> **Exercise description**:
In the records below, find each line containing the word "Output" and copy it.

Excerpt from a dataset
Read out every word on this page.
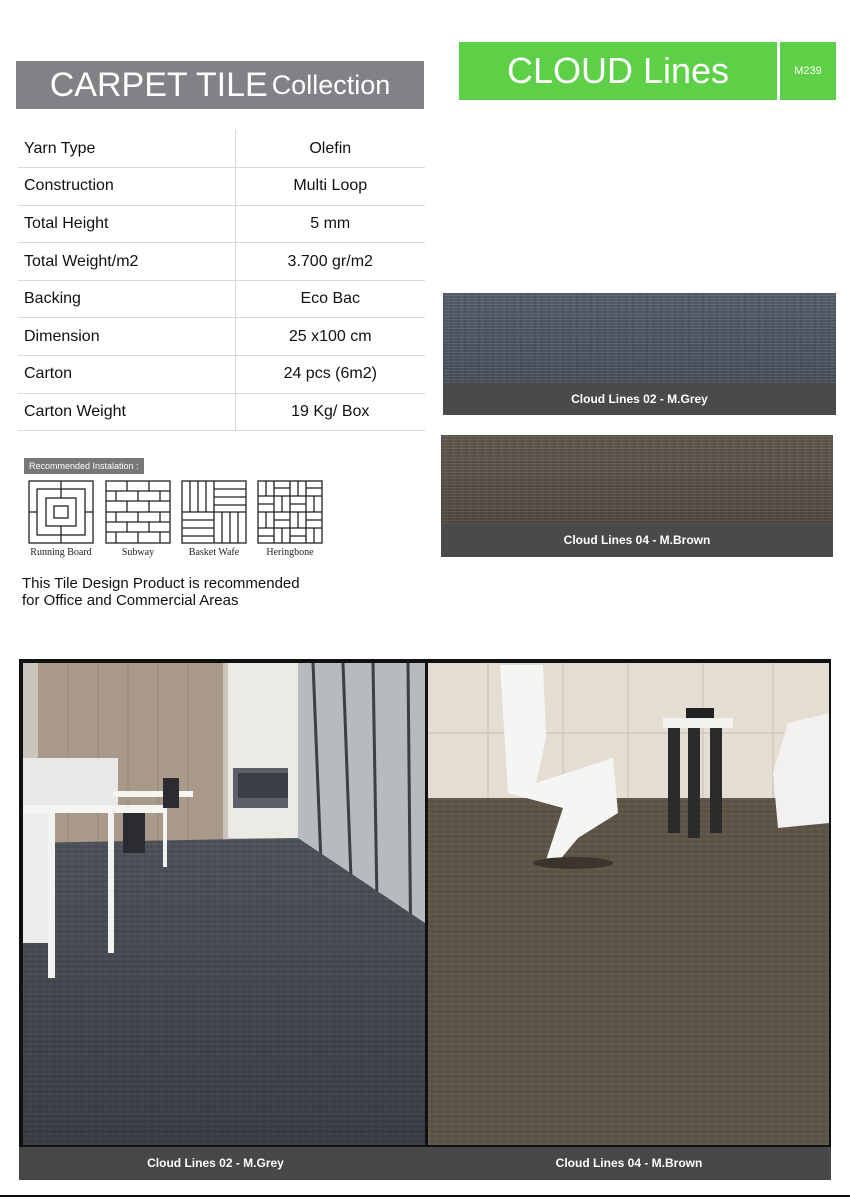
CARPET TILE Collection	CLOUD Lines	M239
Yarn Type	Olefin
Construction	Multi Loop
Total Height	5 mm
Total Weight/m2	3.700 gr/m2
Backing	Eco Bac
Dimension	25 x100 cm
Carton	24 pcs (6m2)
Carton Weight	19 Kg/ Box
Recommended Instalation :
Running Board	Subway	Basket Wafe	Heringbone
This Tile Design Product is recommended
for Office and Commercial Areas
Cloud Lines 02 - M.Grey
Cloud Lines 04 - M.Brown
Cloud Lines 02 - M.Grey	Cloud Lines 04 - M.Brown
--
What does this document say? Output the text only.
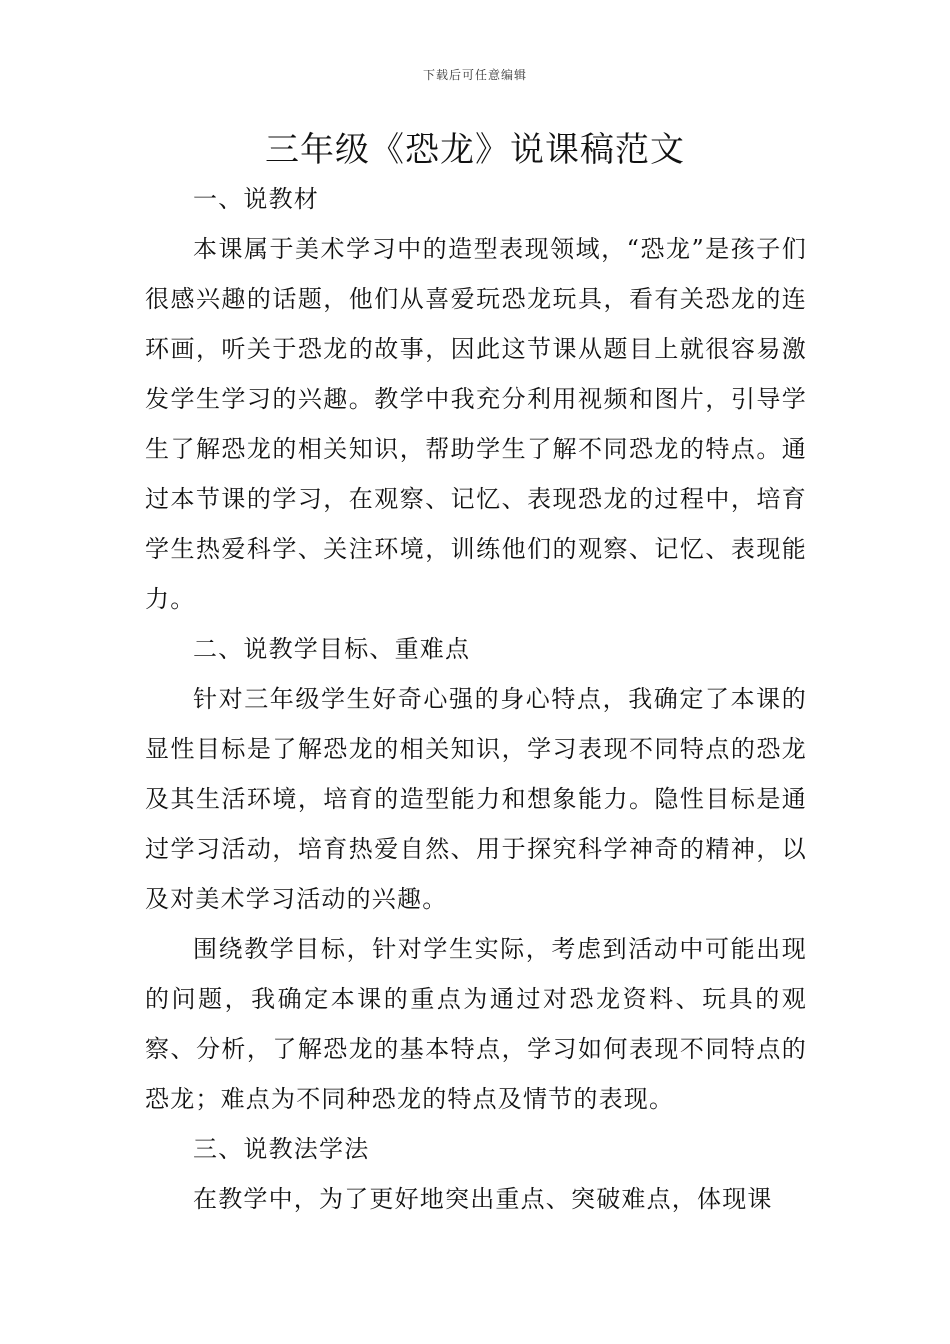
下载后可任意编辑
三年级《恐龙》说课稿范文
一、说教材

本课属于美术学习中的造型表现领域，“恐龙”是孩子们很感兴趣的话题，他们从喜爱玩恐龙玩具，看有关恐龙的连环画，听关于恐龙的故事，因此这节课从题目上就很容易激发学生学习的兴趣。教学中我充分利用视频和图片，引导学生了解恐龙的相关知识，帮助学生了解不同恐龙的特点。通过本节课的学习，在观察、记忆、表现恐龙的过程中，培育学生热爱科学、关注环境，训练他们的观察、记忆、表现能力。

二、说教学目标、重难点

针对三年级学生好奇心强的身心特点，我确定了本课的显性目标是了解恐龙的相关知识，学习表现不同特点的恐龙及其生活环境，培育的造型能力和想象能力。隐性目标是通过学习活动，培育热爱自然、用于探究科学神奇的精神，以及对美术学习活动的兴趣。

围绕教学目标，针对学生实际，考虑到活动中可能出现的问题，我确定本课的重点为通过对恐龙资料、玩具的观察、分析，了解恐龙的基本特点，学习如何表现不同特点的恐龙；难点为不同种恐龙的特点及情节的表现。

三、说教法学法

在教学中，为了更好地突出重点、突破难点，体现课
* * *
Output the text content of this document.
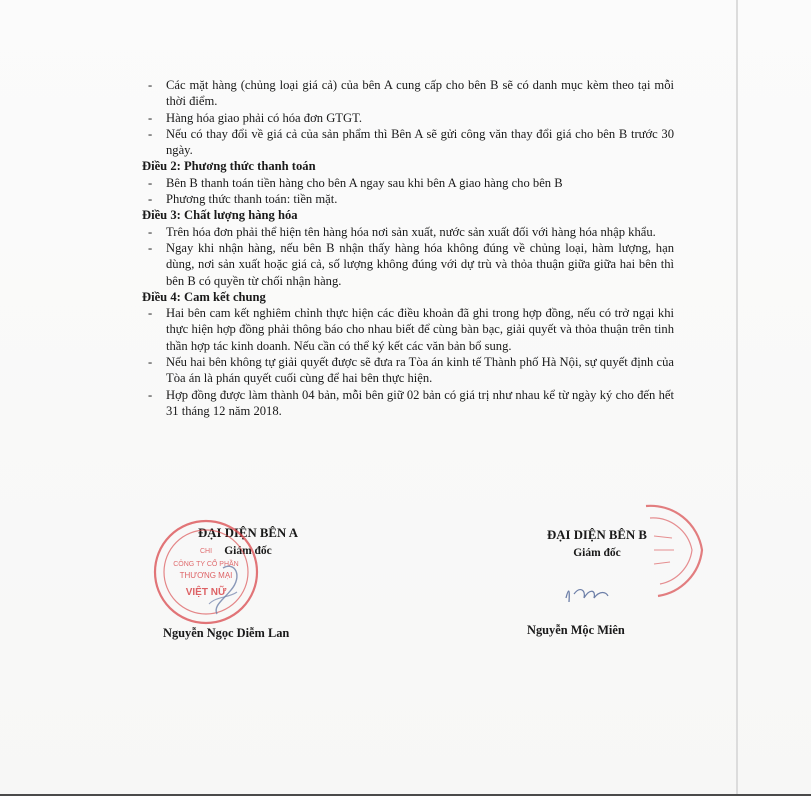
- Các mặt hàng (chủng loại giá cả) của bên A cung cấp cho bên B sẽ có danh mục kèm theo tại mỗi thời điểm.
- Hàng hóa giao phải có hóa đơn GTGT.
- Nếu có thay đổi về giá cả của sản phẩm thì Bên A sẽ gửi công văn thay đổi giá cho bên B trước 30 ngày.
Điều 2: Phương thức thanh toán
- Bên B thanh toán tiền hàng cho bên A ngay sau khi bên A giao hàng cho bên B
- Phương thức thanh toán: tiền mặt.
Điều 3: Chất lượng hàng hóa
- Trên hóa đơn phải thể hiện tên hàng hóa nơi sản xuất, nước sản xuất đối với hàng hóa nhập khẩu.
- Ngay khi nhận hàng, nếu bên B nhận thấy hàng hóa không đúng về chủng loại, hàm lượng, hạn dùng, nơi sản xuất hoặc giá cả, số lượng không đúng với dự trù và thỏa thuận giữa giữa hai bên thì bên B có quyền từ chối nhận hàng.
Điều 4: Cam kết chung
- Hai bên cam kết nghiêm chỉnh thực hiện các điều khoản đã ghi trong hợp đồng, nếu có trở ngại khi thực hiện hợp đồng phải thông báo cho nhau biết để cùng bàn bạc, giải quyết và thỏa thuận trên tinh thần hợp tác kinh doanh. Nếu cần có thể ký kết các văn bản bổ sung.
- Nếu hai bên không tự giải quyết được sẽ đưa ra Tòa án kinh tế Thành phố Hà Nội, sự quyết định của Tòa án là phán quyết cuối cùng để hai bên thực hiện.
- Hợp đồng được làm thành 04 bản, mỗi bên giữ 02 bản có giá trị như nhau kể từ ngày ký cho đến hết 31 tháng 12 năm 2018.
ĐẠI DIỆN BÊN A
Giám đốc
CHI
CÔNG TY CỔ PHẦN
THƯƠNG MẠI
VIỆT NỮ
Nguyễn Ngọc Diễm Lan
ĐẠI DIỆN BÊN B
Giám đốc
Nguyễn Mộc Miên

> **Task response**:
What does this document say? Output the text only.
Output the text content of this document.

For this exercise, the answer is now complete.